▶ _What is asked_
Transcribe each entry below exactly. Pictures do not go in the copy.

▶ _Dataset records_
------------------------------------------------

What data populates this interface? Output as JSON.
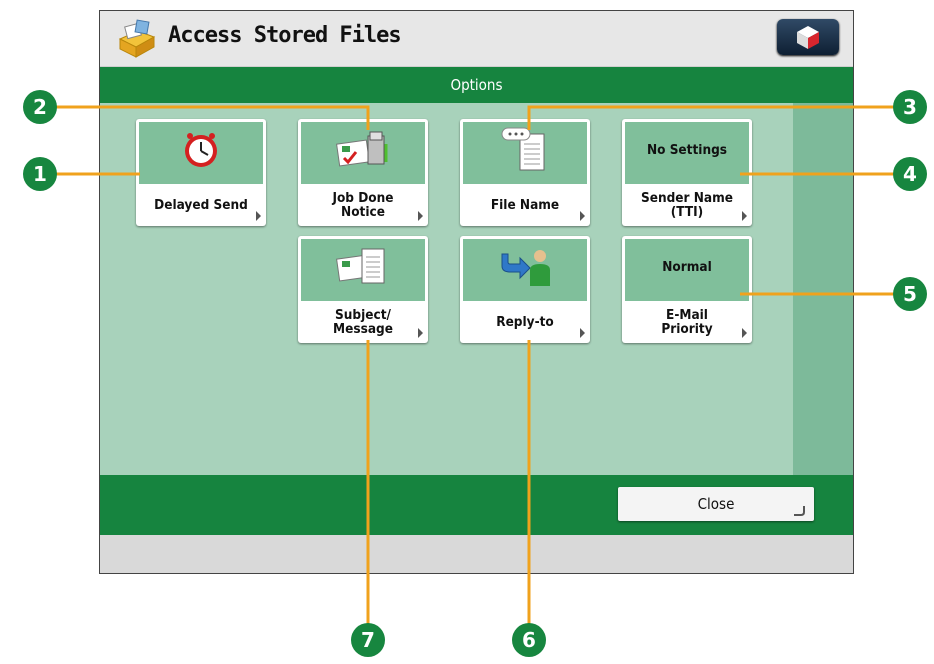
{
  "header": {
    "title": "Access Stored Files"
  },
  "options_bar": {
    "title": "Options"
  },
  "buttons": [
    {
      "label": "Delayed Send",
      "setting": "",
      "icon": "clock-icon"
    },
    {
      "label": "Job Done\nNotice",
      "setting": "",
      "icon": "notification-printer-icon"
    },
    {
      "label": "File Name",
      "setting": "",
      "icon": "document-name-icon"
    },
    {
      "label": "Sender Name\n(TTI)",
      "setting": "No Settings",
      "icon": ""
    },
    {
      "label": "Subject/\nMessage",
      "setting": "",
      "icon": "message-document-icon"
    },
    {
      "label": "Reply-to",
      "setting": "",
      "icon": "reply-user-icon"
    },
    {
      "label": "E-Mail\nPriority",
      "setting": "Normal",
      "icon": ""
    }
  ],
  "close_button": {
    "label": "Close"
  },
  "callouts": [
    "1",
    "2",
    "3",
    "4",
    "5",
    "6",
    "7"
  ],
  "colors": {
    "accent_green": "#16843f",
    "callout_line": "#f0a21c",
    "panel_bg": "#a8d2bb"
  }
}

------------------------------------------------

▶ _The solution_
What data populates this interface? Output as JSON.
{
  "header": {
    "title": "Access Stored Files"
  },
  "options_bar": {
    "title": "Options"
  },
  "buttons": [
    {
      "label": "Delayed Send",
      "setting": "",
      "icon": "clock-icon"
    },
    {
      "label": "Job Done\nNotice",
      "setting": "",
      "icon": "notification-printer-icon"
    },
    {
      "label": "File Name",
      "setting": "",
      "icon": "document-name-icon"
    },
    {
      "label": "Sender Name\n(TTI)",
      "setting": "No Settings",
      "icon": ""
    },
    {
      "label": "Subject/\nMessage",
      "setting": "",
      "icon": "message-document-icon"
    },
    {
      "label": "Reply-to",
      "setting": "",
      "icon": "reply-user-icon"
    },
    {
      "label": "E-Mail\nPriority",
      "setting": "Normal",
      "icon": ""
    }
  ],
  "close_button": {
    "label": "Close"
  },
  "callouts": [
    "1",
    "2",
    "3",
    "4",
    "5",
    "6",
    "7"
  ],
  "colors": {
    "accent_green": "#16843f",
    "callout_line": "#f0a21c",
    "panel_bg": "#a8d2bb"
  }
}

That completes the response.